What to produce
Gather every line of the entries that includes the word "BLOWER".

════

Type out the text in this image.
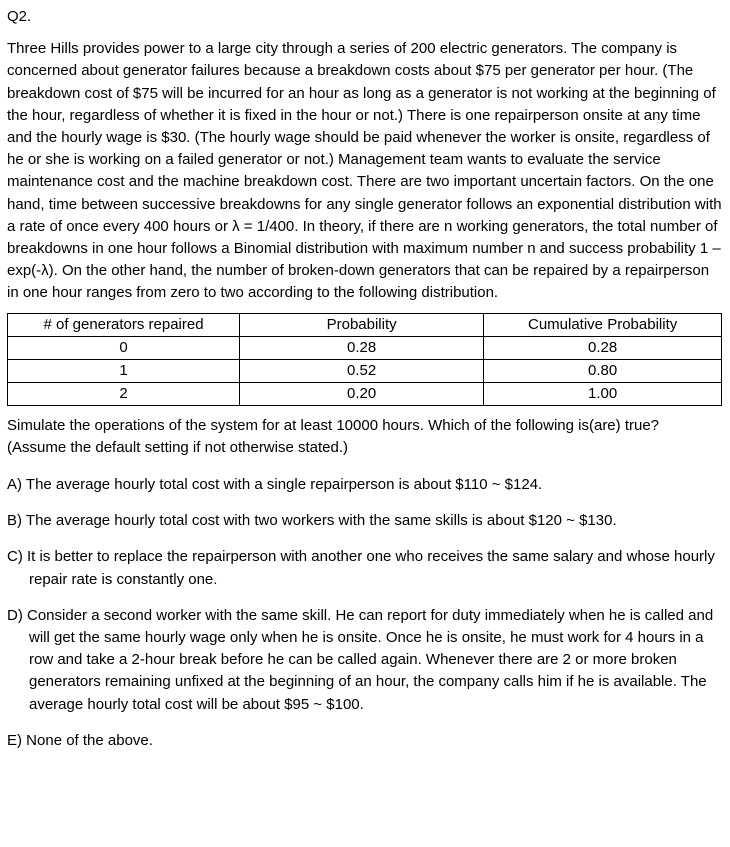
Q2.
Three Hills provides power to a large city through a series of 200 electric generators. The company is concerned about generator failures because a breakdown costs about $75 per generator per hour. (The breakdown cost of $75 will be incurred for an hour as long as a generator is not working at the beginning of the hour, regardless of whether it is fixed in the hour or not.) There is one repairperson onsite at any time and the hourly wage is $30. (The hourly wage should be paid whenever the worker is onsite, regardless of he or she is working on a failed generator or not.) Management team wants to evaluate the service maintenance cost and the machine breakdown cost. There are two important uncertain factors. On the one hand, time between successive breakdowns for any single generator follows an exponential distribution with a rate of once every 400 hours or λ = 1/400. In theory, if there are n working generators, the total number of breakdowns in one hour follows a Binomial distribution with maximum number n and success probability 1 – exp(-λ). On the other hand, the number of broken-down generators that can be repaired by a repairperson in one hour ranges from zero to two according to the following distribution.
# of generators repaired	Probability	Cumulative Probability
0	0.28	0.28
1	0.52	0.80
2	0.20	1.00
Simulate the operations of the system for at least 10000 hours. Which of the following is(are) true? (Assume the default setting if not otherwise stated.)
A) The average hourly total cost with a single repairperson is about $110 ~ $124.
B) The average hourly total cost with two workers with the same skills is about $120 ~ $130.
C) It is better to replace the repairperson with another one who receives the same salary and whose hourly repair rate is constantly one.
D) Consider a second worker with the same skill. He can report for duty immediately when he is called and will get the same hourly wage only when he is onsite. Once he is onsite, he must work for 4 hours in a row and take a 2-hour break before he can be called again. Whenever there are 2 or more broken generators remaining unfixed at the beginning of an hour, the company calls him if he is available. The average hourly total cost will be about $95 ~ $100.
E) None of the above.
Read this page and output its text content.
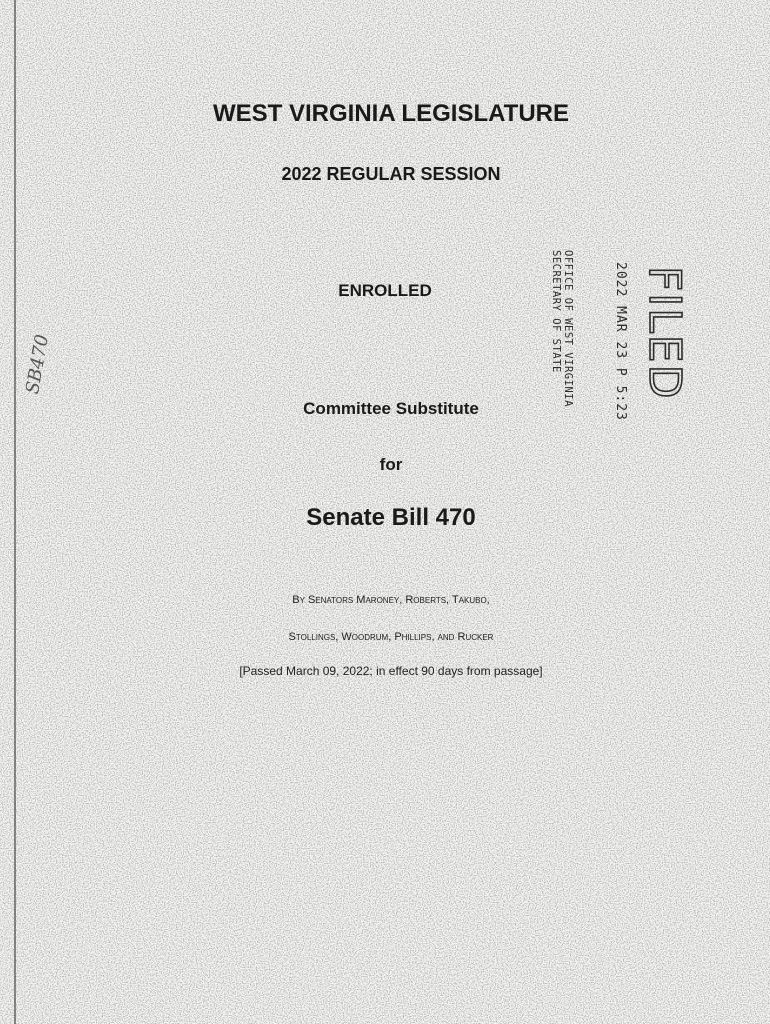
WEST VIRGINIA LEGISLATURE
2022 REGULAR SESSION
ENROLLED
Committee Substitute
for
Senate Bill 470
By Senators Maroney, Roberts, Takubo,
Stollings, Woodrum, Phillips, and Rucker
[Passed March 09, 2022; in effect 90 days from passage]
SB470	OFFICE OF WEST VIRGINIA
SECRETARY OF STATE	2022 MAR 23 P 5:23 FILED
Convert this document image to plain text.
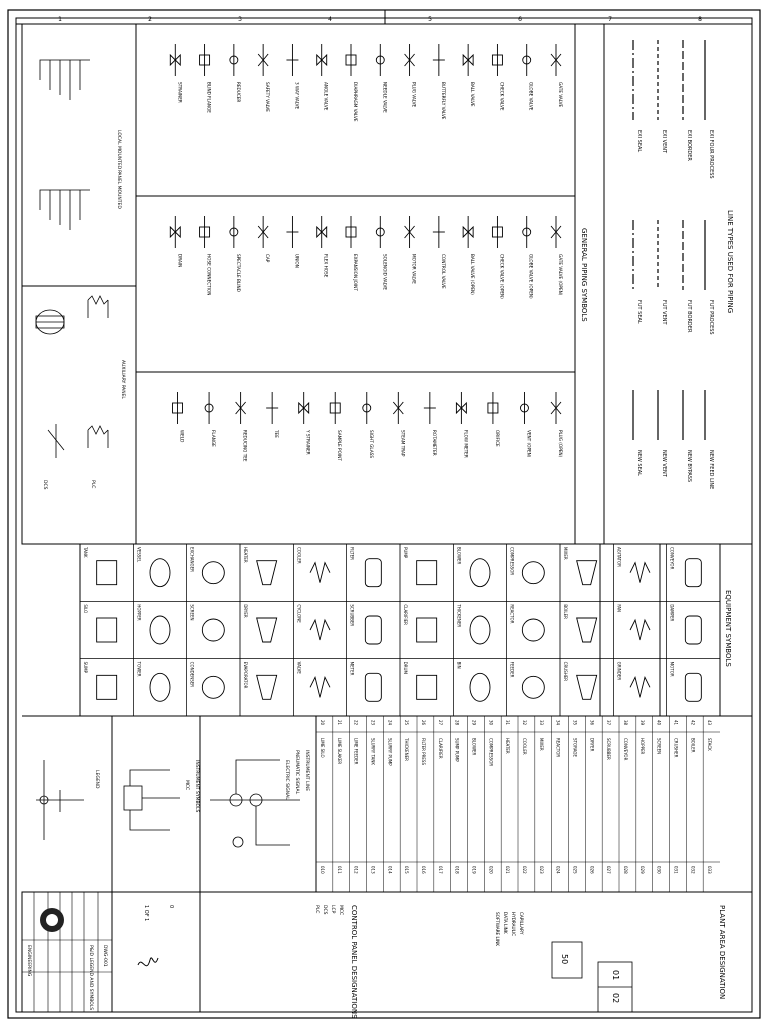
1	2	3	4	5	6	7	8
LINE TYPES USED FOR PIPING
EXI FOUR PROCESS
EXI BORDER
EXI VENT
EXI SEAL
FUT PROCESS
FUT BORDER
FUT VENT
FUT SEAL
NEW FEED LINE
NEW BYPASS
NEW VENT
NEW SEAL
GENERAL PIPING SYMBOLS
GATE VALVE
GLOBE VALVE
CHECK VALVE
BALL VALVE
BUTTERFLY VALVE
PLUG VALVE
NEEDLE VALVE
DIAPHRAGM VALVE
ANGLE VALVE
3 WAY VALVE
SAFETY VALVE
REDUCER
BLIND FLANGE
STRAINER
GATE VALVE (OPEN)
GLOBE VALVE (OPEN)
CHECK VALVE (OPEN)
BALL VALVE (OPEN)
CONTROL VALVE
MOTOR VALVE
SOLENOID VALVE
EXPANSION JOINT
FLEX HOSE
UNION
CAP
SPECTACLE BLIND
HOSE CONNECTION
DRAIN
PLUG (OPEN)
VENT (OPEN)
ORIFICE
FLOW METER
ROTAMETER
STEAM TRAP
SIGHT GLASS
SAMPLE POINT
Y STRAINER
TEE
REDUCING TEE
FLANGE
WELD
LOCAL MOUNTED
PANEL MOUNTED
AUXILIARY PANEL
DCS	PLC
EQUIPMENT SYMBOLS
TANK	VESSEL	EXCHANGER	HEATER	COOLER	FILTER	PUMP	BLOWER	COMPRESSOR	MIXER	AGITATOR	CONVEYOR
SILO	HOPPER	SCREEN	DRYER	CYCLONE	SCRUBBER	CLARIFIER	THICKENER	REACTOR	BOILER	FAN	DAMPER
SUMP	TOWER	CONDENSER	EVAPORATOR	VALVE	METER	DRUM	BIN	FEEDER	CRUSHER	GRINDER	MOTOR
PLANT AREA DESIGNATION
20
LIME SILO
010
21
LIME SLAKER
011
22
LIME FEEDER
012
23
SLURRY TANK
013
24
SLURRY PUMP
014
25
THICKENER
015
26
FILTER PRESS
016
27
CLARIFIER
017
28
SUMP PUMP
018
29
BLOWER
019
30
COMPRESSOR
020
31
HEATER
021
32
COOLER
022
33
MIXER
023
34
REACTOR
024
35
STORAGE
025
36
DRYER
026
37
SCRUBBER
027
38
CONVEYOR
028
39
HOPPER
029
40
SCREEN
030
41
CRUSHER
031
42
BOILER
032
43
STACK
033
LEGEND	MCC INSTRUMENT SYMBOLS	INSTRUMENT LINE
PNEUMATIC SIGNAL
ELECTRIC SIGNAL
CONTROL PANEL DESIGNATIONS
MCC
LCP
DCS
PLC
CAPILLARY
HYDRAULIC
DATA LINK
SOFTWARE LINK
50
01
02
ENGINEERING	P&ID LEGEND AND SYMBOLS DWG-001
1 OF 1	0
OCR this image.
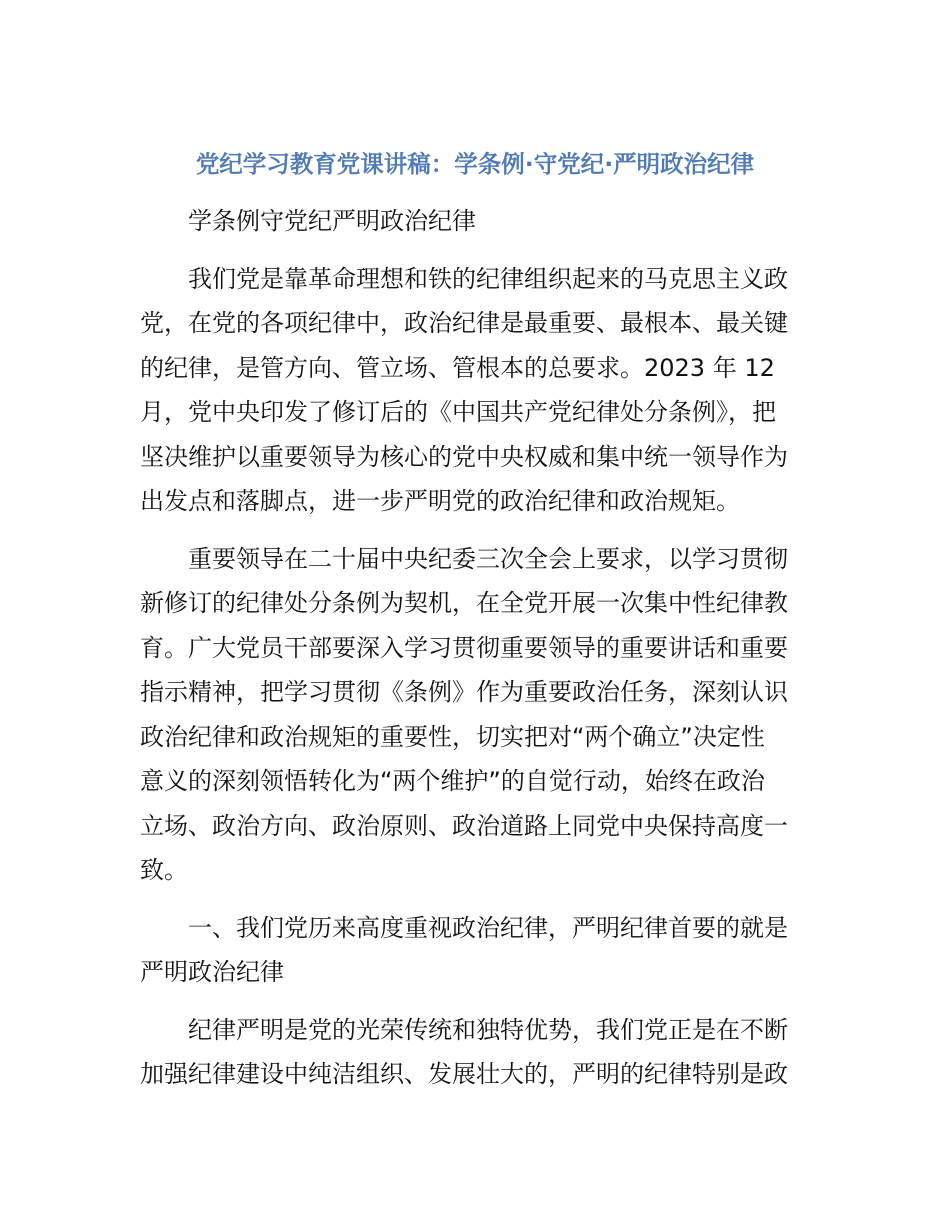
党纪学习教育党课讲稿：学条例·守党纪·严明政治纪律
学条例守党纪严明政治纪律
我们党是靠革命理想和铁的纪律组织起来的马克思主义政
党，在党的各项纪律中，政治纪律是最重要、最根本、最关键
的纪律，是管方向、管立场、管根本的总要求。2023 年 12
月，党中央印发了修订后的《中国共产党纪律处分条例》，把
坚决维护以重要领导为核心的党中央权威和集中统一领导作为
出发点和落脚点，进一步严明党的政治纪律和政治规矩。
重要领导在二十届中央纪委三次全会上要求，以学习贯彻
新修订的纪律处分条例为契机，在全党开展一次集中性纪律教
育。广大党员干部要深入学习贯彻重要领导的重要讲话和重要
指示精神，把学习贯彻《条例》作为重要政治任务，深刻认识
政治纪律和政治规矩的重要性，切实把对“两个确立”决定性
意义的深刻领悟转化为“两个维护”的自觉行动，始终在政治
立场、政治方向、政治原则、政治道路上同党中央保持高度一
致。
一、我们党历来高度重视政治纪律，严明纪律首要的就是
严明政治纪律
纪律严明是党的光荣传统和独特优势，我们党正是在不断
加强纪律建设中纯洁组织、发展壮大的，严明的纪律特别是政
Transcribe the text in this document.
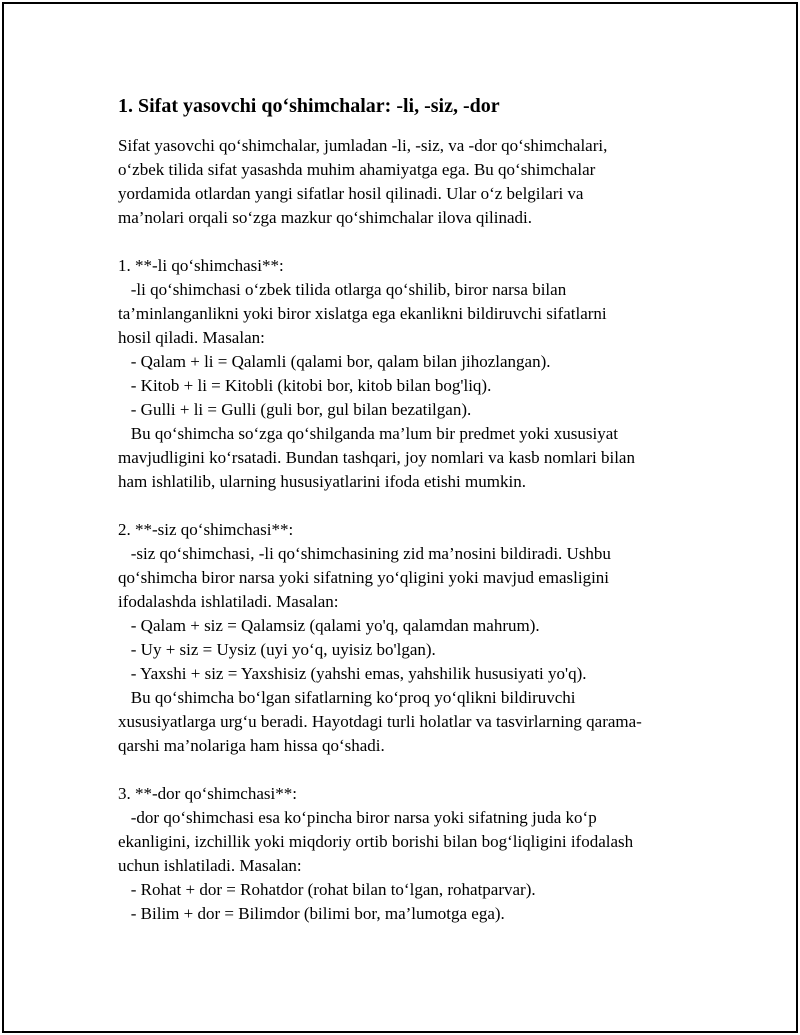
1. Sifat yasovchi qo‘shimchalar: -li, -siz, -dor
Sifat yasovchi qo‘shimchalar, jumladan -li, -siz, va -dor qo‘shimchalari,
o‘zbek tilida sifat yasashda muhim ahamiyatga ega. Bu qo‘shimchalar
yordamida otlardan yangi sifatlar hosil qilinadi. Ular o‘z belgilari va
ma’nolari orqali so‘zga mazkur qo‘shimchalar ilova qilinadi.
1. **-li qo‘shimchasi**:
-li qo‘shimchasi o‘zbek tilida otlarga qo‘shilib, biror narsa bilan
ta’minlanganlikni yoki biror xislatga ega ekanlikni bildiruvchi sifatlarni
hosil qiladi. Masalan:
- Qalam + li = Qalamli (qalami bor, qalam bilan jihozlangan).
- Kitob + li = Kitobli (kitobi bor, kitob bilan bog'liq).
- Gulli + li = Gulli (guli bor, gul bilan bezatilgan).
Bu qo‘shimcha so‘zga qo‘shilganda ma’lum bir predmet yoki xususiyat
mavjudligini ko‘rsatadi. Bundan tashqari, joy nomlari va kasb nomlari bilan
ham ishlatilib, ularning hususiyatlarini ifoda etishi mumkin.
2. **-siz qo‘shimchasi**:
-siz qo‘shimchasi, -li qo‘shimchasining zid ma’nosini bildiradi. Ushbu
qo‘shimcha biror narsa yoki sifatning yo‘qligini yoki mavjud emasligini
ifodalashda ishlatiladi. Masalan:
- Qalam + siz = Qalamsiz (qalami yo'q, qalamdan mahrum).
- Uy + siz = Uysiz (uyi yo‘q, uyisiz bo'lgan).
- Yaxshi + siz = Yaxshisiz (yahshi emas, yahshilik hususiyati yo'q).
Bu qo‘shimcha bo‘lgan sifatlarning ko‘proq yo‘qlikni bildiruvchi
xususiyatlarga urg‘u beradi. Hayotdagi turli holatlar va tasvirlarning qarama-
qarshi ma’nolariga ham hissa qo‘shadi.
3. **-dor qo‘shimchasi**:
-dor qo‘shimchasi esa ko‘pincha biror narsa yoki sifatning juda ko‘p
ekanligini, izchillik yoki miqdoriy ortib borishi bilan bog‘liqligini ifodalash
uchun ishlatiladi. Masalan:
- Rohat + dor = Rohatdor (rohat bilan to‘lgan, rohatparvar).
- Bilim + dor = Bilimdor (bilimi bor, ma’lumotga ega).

════

Task result
TANK	VESSEL	EXCHANGER	HEATER	COOLER	FILTER	PUMP	BLOWER	COMPRESSOR	MIXER	AGITATOR	CONVEYOR
BLOWER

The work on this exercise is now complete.